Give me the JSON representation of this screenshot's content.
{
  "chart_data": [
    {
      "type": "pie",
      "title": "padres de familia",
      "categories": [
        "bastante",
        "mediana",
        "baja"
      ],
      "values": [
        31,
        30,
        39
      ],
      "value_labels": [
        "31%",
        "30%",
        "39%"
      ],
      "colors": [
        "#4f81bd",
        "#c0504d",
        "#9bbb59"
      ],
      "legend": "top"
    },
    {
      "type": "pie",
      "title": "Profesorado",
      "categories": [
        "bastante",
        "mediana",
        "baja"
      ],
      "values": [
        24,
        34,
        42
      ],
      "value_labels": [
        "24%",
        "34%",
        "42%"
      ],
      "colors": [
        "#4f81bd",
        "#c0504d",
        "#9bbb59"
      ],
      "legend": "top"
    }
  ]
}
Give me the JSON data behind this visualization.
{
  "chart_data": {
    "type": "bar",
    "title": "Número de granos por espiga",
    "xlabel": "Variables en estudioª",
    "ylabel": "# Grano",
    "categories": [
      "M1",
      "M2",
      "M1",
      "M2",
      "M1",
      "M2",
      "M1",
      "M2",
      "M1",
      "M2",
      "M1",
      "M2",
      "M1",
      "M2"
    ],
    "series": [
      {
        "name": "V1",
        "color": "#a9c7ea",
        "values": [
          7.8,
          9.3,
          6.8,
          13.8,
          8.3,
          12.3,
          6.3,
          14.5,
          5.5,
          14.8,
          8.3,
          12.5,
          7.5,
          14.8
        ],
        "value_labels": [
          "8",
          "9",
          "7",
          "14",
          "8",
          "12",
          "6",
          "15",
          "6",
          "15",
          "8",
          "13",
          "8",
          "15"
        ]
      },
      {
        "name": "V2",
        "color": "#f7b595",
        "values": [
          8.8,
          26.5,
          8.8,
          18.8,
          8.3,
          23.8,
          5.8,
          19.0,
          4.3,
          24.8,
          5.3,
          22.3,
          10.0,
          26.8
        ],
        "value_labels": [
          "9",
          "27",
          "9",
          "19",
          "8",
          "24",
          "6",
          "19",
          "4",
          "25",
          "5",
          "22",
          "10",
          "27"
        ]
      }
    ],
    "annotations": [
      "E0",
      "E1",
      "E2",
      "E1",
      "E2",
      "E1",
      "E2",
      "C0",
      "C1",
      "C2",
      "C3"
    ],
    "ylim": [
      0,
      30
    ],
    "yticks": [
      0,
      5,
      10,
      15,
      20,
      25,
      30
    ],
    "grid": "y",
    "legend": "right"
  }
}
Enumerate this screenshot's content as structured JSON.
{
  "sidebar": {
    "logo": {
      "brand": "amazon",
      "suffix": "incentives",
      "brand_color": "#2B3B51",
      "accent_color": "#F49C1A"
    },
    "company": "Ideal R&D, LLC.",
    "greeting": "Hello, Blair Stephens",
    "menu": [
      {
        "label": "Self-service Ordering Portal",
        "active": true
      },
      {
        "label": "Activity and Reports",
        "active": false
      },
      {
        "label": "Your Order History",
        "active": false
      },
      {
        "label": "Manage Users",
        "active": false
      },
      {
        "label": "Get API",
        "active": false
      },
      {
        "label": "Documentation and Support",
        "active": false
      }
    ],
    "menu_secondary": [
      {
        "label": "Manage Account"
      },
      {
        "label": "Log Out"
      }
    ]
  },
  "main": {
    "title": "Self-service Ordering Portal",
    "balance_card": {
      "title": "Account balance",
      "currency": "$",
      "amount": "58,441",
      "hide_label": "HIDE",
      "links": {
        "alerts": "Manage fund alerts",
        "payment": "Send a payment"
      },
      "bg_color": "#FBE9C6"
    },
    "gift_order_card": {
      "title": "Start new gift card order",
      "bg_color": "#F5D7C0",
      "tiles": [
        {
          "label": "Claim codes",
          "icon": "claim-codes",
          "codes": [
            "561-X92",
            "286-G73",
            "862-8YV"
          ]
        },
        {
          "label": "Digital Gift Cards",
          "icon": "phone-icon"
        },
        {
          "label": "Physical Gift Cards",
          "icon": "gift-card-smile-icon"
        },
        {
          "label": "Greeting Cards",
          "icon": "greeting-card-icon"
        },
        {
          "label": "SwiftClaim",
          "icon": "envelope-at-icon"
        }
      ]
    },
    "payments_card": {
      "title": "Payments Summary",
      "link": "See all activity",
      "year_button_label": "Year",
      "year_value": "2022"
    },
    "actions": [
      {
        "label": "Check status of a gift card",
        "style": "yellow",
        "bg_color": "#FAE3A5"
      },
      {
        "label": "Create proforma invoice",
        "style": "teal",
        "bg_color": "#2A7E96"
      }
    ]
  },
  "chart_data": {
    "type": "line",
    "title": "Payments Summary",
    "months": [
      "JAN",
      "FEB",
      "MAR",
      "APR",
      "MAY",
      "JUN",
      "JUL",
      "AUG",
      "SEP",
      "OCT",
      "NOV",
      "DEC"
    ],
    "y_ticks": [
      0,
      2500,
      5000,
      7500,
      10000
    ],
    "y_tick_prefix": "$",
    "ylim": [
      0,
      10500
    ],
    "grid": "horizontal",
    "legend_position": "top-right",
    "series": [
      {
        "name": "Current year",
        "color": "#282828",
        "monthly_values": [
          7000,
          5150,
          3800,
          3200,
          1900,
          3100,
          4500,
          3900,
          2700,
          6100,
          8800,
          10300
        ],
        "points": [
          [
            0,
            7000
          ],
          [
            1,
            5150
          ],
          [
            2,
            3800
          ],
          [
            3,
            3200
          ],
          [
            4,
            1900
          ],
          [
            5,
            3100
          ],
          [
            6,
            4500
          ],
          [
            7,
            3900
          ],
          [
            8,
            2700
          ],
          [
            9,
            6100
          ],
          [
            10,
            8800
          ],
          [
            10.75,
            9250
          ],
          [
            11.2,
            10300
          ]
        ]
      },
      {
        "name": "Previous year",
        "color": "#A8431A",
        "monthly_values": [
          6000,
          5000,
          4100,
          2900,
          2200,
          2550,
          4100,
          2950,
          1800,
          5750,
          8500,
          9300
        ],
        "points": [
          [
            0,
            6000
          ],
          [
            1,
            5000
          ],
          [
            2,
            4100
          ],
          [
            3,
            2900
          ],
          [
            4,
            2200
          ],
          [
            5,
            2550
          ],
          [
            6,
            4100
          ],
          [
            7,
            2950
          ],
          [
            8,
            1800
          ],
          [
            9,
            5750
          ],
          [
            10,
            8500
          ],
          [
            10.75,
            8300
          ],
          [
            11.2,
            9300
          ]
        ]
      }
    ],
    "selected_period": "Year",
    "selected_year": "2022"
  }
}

——

**Written problem**
Pull out each line of the entries that contains "icon".

**Final result**
          "icon": "claim-codes",
          "icon": "phone-icon"
          "icon": "gift-card-smile-icon"
          "icon": "greeting-card-icon"
          "icon": "envelope-at-icon"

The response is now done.